[What is required]
Scan the material that follows. Copy every line containing the word "Wróbel".

[Material for this exercise]
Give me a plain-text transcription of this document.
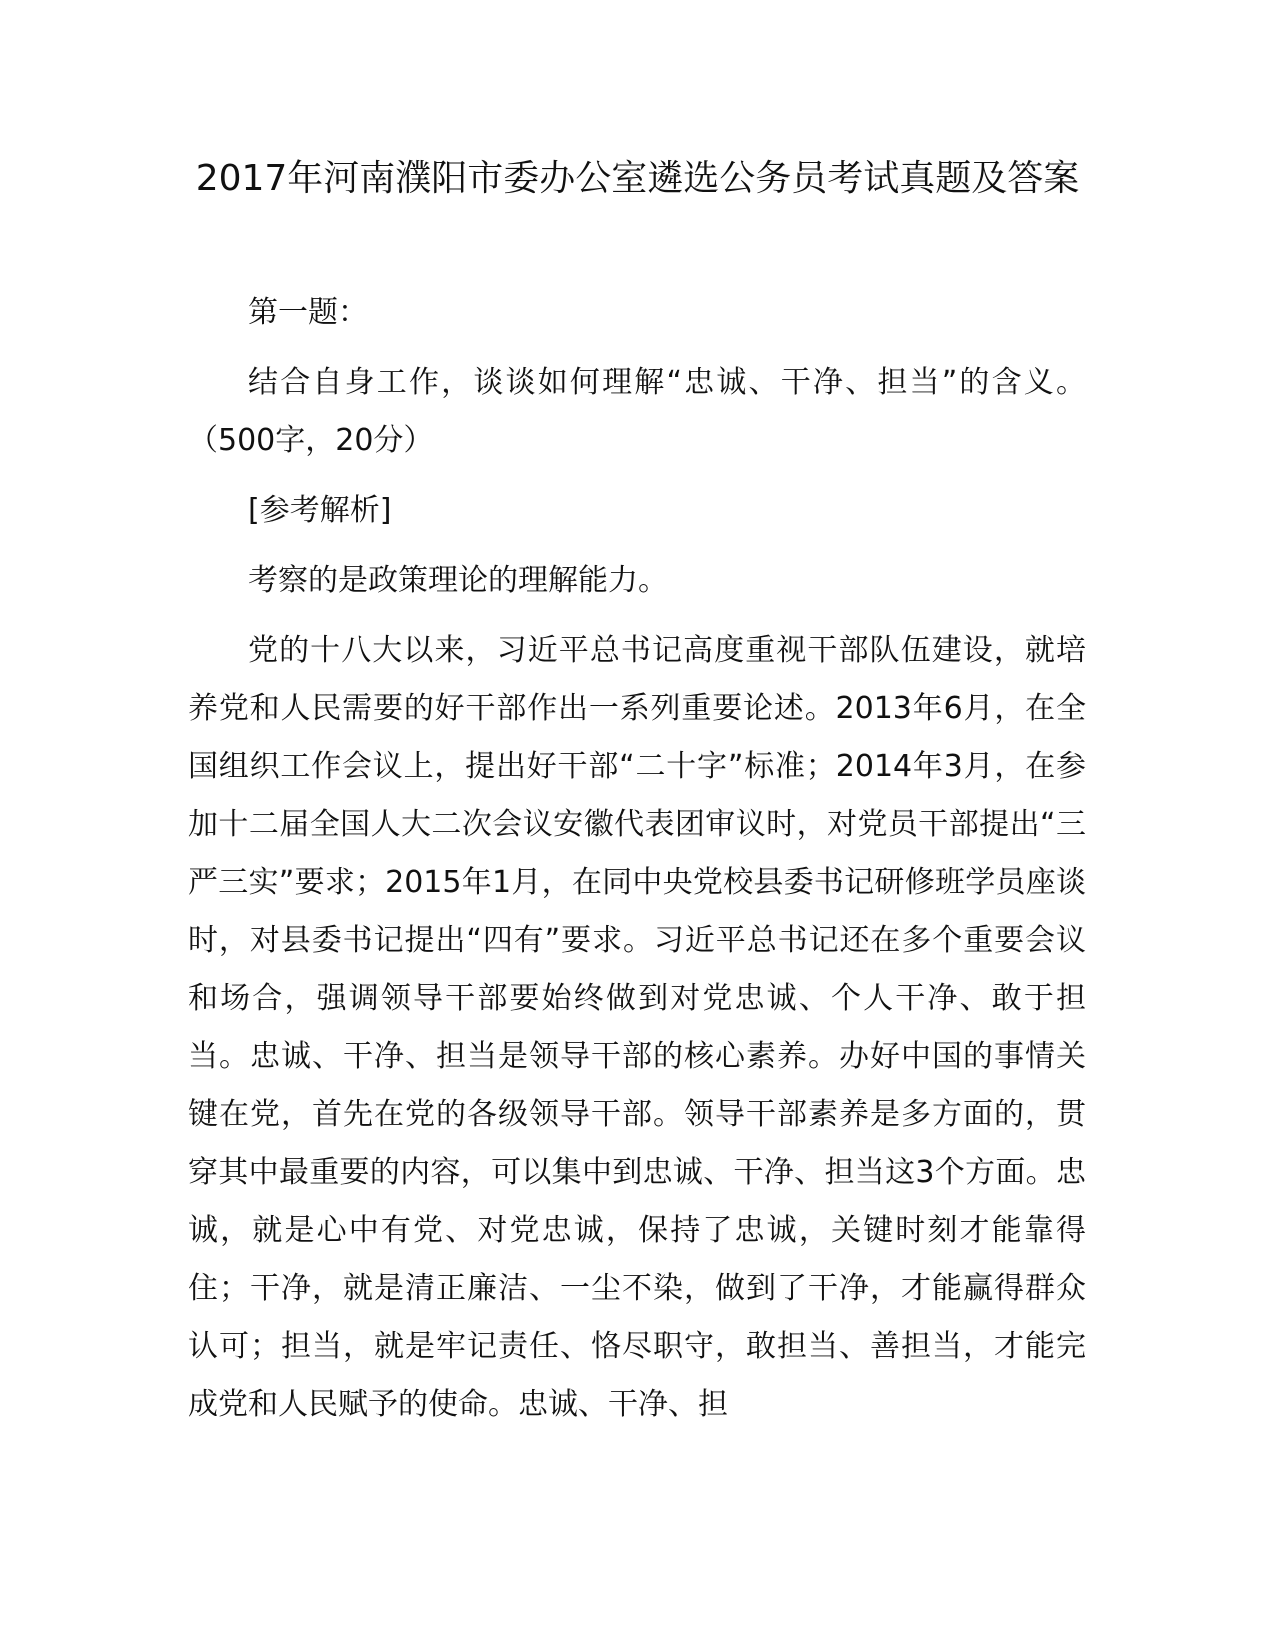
2017年河南濮阳市委办公室遴选公务员考试真题及答案

第一题：

结合自身工作，谈谈如何理解“忠诚、干净、担当”的含义。（500字，20分）

[参考解析]

考察的是政策理论的理解能力。

党的十八大以来，习近平总书记高度重视干部队伍建设，就培养党和人民需要的好干部作出一系列重要论述。2013年6月，在全国组织工作会议上，提出好干部“二十字”标准；2014年3月，在参加十二届全国人大二次会议安徽代表团审议时，对党员干部提出“三严三实”要求；2015年1月，在同中央党校县委书记研修班学员座谈时，对县委书记提出“四有”要求。习近平总书记还在多个重要会议和场合，强调领导干部要始终做到对党忠诚、个人干净、敢于担当。忠诚、干净、担当是领导干部的核心素养。办好中国的事情关键在党，首先在党的各级领导干部。领导干部素养是多方面的，贯穿其中最重要的内容，可以集中到忠诚、干净、担当这3个方面。忠诚，就是心中有党、对党忠诚，保持了忠诚，关键时刻才能靠得住；干净，就是清正廉洁、一尘不染，做到了干净，才能赢得群众认可；担当，就是牢记责任、恪尽职守，敢担当、善担当，才能完成党和人民赋予的使命。忠诚、干净、担
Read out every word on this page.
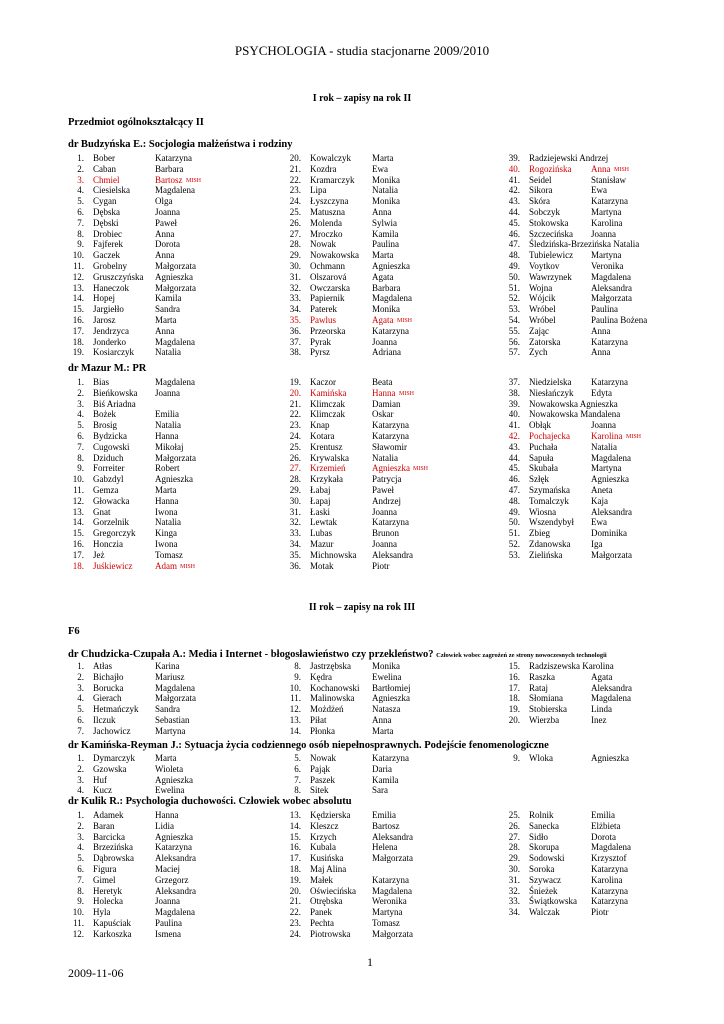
PSYCHOLOGIA - studia stacjonarne 2009/2010
I rok – zapisy na rok II
Przedmiot ogólnokształcący II
dr Budzyńska E.: Socjologia małżeństwa i rodziny
1. Bober	Katarzyna
2. Caban	Barbara
3. Chmiel	Bartosz MISH
4. Ciesielska	Magdalena
5. Cygan	Olga
6. Dębska	Joanna
7. Dębski	Paweł
8. Drobiec	Anna
9. Fajferek	Dorota
10. Gaczek	Anna
11. Grobelny	Małgorzata
12. Gruszczyńska Agnieszka
13. Haneczok	Małgorzata
14. Hopej	Kamila
15. Jargiełło	Sandra
16. Jarosz	Marta
17. Jendrzyca	Anna
18. Jonderko	Magdalena
19. Kosiarczyk Natalia
20. Kowalczyk Marta
21. Kozdra	Ewa
22. Kramarczyk Monika
23. Lipa	Natalia
24. Łyszczyna	Monika
25. Matuszna	Anna
26. Molenda	Sylwia
27. Mroczko	Kamila
28. Nowak	Paulina
29. Nowakowska Marta
30. Ochmann	Agnieszka
31. Olszarová	Agata
32. Owczarska Barbara
33. Papiernik	Magdalena
34. Paterek	Monika
35. Pawlus	Agata MISH
36. Przeorska	Katarzyna
37. Pyrak	Joanna
38. Pyrsz	Adriana
39. Radziejewski Andrzej
40. Rogozińska Anna MISH
41. Seidel	Stanisław
42. Sikora	Ewa
43. Skóra	Katarzyna
44. Sobczyk	Martyna
45. Stokowska Karolina
46. Szczecińska Joanna
47. Śledzińska-Brzezińska Natalia
48. Tubielewicz Martyna
49. Voytkov	Veronika
50. Wawrzynek Magdalena
51. Wojna	Aleksandra
52. Wójcik	Małgorzata
53. Wróbel	Paulina
54. Wróbel	Paulina Bożena
55. Zając	Anna
56. Zatorska	Katarzyna
57. Zych	Anna
dr Mazur M.: PR
1. Bias	Magdalena
2. Bieńkowska Joanna
3. Biś Ariadna
4. Bożek	Emilia
5. Brosig	Natalia
6. Bydzicka	Hanna
7. Cugowski	Mikołaj
8. Dziduch	Małgorzata
9. Forreiter	Robert
10. Gabzdyl	Agnieszka
11. Gemza	Marta
12. Głowacka	Hanna
13. Gnat	Iwona
14. Gorzelnik	Natalia
15. Gregorczyk Kinga
16. Honczia	Iwona
17. Jeż	Tomasz
18. Juśkiewicz	Adam MISH
19. Kaczor	Beata
20. Kamińska	Hanna MISH
21. Klimczak	Damian
22. Klimczak	Oskar
23. Knap	Katarzyna
24. Kotara	Katarzyna
25. Krentusz	Sławomir
26. Krywalska	Natalia
27. Krzemień	Agnieszka MISH
28. Krzykała	Patrycja
29. Łabaj	Paweł
30. Łapaj	Andrzej
31. Łaski	Joanna
32. Lewtak	Katarzyna
33. Lubas	Brunon
34. Mazur	Joanna
35. Michnowska Aleksandra
36. Motak	Piotr
37. Niedzielska Katarzyna
38. Niesłańczyk Edyta
39. Nowakowska Agnieszka
40. Nowakowska Mandalena
41. Obłąk	Joanna
42. Pochajecka Karolina MISH
43. Puchała	Natalia
44. Sapuła	Magdalena
45. Skubała	Martyna
46. Szłęk	Agnieszka
47. Szymańska Aneta
48. Tomalczyk Kaja
49. Wiosna	Aleksandra
50. Wszendybył Ewa
51. Zbieg	Dominika
52. Zdanowska Iga
53. Zielińska	Małgorzata
II rok – zapisy na rok III
F6
dr Chudzicka-Czupała A.: Media i Internet - błogosławieństwo czy przekleństwo? Człowiek wobec zagrożeń ze strony nowoczesnych technologii
1. Atłas	Karina
2. Bichajło	Mariusz
3. Borucka	Magdalena
4. Gierach	Małgorzata
5. Hetmańczyk Sandra
6. Ilczuk	Sebastian
7. Jachowicz	Martyna
8. Jastrzębska Monika
9. Kędra	Ewelina
10. Kochanowski Bartłomiej
11. Malinowska Agnieszka
12. Możdżeń	Natasza
13. Piłat	Anna
14. Płonka	Marta
15. Radziszewska Karolina
16. Raszka	Agata
17. Rataj	Aleksandra
18. Słomiana	Magdalena
19. Stobierska	Linda
20. Wierzba	Inez
dr Kamińska-Reyman J.: Sytuacja życia codziennego osób niepełnosprawnych. Podejście fenomenologiczne
1. Dymarczyk Marta
2. Gzowska	Wioleta
3. Huf	Agnieszka
4. Kucz	Ewelina
5. Nowak	Katarzyna
6. Pająk	Daria
7. Paszek	Kamila
8. Sitek	Sara
9. Wloka	Agnieszka
dr Kulik R.: Psychologia duchowości. Człowiek wobec absolutu
1. Adamek	Hanna
2. Baran	Lidia
3. Barcicka	Agnieszka
4. Brzezińska Katarzyna
5. Dąbrowska Aleksandra
6. Figura	Maciej
7. Gimel	Grzegorz
8. Heretyk	Aleksandra
9. Holecka	Joanna
10. Hyla	Magdalena
11. Kapuściak	Paulina
12. Karkoszka	Ismena
13. Kędzierska Emilia
14. Kleszcz	Bartosz
15. Krzych	Aleksandra
16. Kubala	Helena
17. Kusińska	Małgorzata
18. Maj Alina
19. Małek	Katarzyna
20. Oświecińska Magdalena
21. Otrębska	Weronika
22. Panek	Martyna
23. Pechta	Tomasz
24. Piotrowska Małgorzata
25. Rolnik	Emilia
26. Sanecka	Elżbieta
27. Sidło	Dorota
28. Skorupa	Magdalena
29. Sodowski	Krzysztof
30. Soroka	Katarzyna
31. Szywacz	Karolina
32. Śnieżek	Katarzyna
33. Świątkowska Katarzyna
34. Walczak	Piotr
1
2009-11-06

[Answer]
53. Wróbel	Paulina
54. Wróbel	Paulina Bożena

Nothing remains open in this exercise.